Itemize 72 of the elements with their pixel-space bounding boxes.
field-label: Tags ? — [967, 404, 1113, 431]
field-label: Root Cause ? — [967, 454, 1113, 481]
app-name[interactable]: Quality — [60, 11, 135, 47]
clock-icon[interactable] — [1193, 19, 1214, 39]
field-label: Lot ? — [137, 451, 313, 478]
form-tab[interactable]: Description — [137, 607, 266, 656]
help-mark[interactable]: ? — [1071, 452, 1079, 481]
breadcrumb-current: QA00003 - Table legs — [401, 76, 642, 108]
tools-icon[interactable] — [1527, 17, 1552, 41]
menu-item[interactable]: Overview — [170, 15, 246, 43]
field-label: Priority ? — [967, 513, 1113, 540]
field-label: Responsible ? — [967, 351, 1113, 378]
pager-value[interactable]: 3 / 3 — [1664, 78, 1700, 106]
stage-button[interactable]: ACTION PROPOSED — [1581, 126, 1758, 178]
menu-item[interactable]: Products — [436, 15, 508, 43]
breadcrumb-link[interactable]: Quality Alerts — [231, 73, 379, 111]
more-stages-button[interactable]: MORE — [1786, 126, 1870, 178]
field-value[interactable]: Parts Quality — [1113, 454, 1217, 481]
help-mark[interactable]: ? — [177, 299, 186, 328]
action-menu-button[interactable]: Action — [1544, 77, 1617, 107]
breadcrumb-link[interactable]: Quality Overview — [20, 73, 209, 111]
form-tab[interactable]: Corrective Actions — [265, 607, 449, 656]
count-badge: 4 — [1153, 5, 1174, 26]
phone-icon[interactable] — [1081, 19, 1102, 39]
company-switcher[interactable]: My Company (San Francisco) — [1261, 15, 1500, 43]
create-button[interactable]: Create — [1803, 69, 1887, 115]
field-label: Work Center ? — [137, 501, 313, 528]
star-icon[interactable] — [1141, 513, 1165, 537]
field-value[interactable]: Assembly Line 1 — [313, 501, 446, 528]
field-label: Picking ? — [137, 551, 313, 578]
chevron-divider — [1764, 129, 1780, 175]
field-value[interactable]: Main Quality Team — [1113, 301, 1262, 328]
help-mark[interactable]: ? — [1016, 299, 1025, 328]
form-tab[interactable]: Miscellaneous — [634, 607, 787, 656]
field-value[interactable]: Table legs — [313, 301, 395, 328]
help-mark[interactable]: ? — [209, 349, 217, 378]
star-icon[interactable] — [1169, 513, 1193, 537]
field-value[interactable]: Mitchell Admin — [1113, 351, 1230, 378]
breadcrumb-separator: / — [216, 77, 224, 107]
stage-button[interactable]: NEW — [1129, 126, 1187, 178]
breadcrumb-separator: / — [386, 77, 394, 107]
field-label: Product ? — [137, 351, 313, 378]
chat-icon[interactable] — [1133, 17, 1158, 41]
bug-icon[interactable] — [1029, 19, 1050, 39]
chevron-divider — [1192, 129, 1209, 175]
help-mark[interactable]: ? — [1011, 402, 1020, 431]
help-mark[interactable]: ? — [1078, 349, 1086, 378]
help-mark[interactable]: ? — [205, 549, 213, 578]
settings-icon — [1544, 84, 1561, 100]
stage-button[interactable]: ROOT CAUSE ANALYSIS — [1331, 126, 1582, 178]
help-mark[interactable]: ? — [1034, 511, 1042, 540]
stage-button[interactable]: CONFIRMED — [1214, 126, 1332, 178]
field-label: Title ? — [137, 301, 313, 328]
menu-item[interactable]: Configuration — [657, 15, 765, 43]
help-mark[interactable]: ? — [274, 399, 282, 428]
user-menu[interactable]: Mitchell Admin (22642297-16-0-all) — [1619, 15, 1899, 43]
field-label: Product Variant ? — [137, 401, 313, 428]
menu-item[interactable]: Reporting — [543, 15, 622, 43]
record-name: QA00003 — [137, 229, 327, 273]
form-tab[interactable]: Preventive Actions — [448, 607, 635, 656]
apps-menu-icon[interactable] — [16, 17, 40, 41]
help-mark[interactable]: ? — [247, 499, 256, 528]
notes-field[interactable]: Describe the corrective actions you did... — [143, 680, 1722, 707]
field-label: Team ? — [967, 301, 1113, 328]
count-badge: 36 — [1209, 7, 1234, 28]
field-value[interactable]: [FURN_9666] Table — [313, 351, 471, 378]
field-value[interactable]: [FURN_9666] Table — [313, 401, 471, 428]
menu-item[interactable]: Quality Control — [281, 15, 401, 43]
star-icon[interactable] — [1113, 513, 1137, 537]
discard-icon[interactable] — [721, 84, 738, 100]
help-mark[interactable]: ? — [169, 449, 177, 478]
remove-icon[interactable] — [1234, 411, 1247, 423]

What to do -> State how many lines of the data above contain the string "legs". Case counts, and the reply should be the number alone.

The solution -> 2